Task goal -
In the listing below, locate the lines that hold "button" and copy them.
* Start Dataset records *
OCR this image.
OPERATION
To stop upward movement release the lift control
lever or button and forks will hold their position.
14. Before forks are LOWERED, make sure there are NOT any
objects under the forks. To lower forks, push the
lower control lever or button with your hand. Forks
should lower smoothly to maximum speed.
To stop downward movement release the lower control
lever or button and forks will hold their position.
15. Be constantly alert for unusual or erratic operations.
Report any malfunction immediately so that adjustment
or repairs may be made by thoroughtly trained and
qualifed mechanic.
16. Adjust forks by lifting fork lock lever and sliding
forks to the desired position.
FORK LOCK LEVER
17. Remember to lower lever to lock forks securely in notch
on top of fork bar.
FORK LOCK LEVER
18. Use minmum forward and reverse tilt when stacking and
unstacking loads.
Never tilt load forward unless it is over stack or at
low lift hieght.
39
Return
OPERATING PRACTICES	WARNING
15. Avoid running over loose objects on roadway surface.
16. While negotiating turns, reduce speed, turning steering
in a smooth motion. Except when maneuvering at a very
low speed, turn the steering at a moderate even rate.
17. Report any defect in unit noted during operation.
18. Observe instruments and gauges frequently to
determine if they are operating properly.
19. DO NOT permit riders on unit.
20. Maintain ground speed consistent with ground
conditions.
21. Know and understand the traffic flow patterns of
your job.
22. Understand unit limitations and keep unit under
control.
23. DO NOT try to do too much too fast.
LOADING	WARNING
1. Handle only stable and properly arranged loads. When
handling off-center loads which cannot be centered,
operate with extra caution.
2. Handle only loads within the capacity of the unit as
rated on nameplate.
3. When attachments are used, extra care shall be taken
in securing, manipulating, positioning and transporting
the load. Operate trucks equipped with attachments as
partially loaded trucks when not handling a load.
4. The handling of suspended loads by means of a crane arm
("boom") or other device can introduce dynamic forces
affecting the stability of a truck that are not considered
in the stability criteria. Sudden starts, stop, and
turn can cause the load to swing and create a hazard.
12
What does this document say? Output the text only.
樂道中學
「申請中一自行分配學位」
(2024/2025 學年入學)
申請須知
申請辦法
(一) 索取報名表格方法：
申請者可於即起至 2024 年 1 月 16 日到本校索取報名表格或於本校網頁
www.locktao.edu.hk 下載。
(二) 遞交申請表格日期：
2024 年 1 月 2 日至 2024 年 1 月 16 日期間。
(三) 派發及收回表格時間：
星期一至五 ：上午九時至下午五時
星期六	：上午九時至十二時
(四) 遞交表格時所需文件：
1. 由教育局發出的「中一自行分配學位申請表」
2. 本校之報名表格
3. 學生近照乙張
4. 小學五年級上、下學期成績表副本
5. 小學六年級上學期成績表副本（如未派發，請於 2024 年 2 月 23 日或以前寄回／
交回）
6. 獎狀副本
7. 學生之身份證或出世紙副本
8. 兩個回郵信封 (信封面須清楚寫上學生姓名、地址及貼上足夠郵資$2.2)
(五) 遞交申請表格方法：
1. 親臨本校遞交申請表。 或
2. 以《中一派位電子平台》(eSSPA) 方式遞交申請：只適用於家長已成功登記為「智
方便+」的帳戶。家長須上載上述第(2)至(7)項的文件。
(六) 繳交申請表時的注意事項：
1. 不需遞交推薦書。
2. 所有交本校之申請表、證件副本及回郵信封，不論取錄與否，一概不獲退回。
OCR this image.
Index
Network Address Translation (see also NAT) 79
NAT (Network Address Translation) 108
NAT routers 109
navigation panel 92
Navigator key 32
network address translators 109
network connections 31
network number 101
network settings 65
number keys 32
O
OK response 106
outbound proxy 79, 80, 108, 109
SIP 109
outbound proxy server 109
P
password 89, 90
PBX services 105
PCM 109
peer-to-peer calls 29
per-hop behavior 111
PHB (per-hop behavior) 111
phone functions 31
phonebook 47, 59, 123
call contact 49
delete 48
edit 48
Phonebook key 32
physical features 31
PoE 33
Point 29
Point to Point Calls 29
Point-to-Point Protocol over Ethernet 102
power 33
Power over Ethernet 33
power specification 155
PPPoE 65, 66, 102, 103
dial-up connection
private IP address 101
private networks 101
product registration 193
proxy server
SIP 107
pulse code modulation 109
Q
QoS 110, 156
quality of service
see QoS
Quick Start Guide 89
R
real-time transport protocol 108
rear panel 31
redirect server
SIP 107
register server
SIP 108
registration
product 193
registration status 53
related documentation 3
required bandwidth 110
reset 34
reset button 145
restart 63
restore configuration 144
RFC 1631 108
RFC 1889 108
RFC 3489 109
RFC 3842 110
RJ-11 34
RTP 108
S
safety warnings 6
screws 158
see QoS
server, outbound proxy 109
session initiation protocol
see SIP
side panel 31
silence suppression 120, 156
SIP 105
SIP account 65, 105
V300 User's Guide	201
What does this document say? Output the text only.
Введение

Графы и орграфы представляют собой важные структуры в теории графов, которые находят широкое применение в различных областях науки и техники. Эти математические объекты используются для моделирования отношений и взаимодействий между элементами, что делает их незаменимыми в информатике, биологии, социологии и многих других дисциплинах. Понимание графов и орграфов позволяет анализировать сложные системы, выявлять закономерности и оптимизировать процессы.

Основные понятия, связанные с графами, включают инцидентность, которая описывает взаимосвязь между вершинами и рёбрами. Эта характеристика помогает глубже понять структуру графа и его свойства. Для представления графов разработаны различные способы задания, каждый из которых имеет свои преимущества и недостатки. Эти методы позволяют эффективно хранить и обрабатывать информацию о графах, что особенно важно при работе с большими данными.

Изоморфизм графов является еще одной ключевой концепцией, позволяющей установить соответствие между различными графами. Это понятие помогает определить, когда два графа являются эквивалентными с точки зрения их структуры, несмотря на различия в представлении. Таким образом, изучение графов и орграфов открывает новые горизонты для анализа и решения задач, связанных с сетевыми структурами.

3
* End Dataset records *
Correct output -
lever or button and forks will hold their position.
lower control lever or button with your hand. Forks
lever or button and forks will hold their position.
reset button 145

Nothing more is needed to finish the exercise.